- _Goal A_:
Render the records as a numbered list, beginning at the start of the records and ending at the line containing "legend-item-bev[interactable]: BEV [321,397,352,408]", with both ends included and blank lines omitted.

- _Provided text_:

We are given a two concentric spherical shells with small radius ## a ## and larger radius ## b ##. The inner and outer shells are made of conducting material and there is a volume charge density, ##\rho\left(r\right) ##, that exists between the shells,. The boundary conditions are ##\phi\left(a\right) = 0## and ##\phi\left(b\right) = V_0##.

Show that the potential for ##a<r<b## is:

##\phi\left(r\right) = \dfrac{ab}{b-a} \left[V_0 \left(\dfrac{1}{a}- \dfrac{1}{r}\right) + \int\limits_{a}^{b} \dfrac{r'^2 dr'}{\epsilon_0} \rho\left(r\right) \left(\dfrac{1}{a}-\dfrac{1}{r_<}\right)\left(\dfrac{1}{r_>} - \dfrac{1}{b}\right) \right] ##

where ##r_< = lesser(r,r')## and ##r_> = greater(r,r')##.

- _Stored data_:
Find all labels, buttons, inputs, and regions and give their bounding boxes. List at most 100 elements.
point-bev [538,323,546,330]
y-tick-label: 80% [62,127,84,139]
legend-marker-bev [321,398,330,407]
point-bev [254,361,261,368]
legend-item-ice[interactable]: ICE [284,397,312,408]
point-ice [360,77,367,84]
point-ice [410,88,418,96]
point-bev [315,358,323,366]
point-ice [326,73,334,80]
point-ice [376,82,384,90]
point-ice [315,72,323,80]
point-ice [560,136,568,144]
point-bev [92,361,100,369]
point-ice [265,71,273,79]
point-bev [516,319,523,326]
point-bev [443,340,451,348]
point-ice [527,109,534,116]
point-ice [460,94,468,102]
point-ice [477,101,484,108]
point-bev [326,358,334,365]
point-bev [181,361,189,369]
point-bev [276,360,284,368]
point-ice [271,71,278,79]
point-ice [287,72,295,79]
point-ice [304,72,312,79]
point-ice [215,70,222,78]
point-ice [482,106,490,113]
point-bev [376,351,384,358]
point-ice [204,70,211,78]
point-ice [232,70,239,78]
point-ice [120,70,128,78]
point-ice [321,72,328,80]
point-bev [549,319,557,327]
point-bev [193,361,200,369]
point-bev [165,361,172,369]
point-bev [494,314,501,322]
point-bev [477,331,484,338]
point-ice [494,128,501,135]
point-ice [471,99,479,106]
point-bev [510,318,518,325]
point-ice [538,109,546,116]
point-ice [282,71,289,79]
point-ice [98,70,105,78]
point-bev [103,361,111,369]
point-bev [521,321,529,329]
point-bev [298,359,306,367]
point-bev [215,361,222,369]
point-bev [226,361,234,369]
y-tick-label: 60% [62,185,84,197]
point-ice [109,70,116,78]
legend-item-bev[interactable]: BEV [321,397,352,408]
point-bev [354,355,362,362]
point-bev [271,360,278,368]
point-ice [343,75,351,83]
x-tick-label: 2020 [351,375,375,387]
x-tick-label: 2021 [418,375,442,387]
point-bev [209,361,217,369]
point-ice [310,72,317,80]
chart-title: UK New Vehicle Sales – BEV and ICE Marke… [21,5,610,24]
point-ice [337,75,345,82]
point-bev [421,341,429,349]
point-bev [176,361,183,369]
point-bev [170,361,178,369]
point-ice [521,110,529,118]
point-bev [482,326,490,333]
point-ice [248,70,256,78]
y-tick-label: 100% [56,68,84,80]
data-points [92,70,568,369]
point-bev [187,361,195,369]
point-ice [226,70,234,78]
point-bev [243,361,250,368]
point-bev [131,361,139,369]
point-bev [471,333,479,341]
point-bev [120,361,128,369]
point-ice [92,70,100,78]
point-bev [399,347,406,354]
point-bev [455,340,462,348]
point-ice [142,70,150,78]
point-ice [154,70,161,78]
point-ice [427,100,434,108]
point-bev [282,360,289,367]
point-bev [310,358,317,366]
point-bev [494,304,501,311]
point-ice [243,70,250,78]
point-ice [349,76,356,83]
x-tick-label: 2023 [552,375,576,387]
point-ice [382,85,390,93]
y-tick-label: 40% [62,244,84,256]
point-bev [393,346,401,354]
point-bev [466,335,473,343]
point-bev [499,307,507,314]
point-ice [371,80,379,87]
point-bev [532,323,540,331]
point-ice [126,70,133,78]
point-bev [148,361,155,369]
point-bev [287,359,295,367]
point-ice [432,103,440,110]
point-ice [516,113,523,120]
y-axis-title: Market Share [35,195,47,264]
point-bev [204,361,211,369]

- _Goal B_:
List every symbol that the shell problem explicitly defines, with the definition it gives for each.

- _Written solution A_:
1. Find all labels, buttons, inputs, and regions and give their bounding boxes. List at most 100 elements.
2. point-bev [538,323,546,330]
3. y-tick-label: 80% [62,127,84,139]
4. legend-marker-bev [321,398,330,407]
5. point-bev [254,361,261,368]
6. legend-item-ice[interactable]: ICE [284,397,312,408]
7. point-ice [360,77,367,84]
8. point-ice [410,88,418,96]
9. point-bev [315,358,323,366]
10. point-ice [326,73,334,80]
11. point-ice [376,82,384,90]
12. point-ice [315,72,323,80]
13. point-ice [560,136,568,144]
14. point-bev [92,361,100,369]
15. point-ice [265,71,273,79]
16. point-bev [516,319,523,326]
17. point-bev [443,340,451,348]
18. point-ice [527,109,534,116]
19. point-ice [460,94,468,102]
20. point-ice [477,101,484,108]
21. point-bev [326,358,334,365]
22. point-bev [181,361,189,369]
23. point-bev [276,360,284,368]
24. point-ice [271,71,278,79]
25. point-ice [287,72,295,79]
26. point-ice [304,72,312,79]
27. point-ice [215,70,222,78]
28. point-ice [482,106,490,113]
29. point-bev [376,351,384,358]
30. point-ice [204,70,211,78]
31. point-ice [232,70,239,78]
32. point-ice [120,70,128,78]
33. point-ice [321,72,328,80]
34. point-bev [549,319,557,327]
35. point-bev [193,361,200,369]
36. point-bev [165,361,172,369]
37. point-bev [494,314,501,322]
38. point-bev [477,331,484,338]
39. point-ice [494,128,501,135]
40. point-ice [471,99,479,106]
41. point-bev [510,318,518,325]
42. point-ice [538,109,546,116]
43. point-ice [282,71,289,79]
44. point-ice [98,70,105,78]
45. point-bev [103,361,111,369]
46. point-bev [521,321,529,329]
47. point-bev [298,359,306,367]
48. point-bev [215,361,222,369]
49. point-bev [226,361,234,369]
50. y-tick-label: 60% [62,185,84,197]
51. point-ice [109,70,116,78]
52. legend-item-bev[interactable]: BEV [321,397,352,408]

- _Written solution B_:
a: the small radius
b: the larger radius
ρ(r): the volume charge density that exists between the shells
r_<: lesser(r, r')
r_>: greater(r, r')